How many lines of the data contain the string "Aromatizante"? Write the number and nothing more.
_____
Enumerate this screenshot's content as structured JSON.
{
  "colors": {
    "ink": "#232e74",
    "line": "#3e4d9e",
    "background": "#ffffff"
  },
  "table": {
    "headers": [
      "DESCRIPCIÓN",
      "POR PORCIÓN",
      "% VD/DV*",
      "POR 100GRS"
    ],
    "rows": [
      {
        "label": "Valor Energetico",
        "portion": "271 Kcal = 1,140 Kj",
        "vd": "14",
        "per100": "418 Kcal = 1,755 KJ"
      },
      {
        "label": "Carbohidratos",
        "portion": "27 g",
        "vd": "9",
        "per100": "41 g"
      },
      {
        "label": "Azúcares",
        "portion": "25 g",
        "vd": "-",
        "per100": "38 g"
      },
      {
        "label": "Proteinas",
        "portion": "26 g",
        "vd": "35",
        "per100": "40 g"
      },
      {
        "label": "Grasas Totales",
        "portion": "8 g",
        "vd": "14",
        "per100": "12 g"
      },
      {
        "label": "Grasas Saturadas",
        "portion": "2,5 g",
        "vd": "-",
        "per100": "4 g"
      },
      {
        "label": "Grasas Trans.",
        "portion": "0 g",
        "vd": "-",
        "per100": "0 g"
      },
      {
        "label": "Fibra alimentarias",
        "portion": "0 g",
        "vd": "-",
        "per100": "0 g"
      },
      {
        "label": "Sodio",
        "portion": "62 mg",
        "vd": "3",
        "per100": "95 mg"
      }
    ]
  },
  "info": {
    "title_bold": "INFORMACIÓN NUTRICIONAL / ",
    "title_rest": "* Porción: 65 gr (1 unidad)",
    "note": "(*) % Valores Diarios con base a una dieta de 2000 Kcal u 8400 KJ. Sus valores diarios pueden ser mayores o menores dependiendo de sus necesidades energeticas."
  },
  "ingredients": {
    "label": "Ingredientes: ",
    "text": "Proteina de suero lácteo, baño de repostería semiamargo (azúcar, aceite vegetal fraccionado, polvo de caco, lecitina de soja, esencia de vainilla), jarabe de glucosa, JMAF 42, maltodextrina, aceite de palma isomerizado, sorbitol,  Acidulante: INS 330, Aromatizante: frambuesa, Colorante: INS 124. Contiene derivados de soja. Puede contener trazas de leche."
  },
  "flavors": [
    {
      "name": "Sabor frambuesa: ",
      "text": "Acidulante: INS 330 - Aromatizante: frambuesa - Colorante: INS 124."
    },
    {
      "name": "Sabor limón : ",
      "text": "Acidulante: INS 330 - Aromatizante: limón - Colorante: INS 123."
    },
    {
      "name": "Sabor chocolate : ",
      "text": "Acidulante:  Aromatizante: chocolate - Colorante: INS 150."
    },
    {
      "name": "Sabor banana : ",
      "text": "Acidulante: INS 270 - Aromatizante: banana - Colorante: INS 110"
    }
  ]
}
_____
### Answer for the task:
5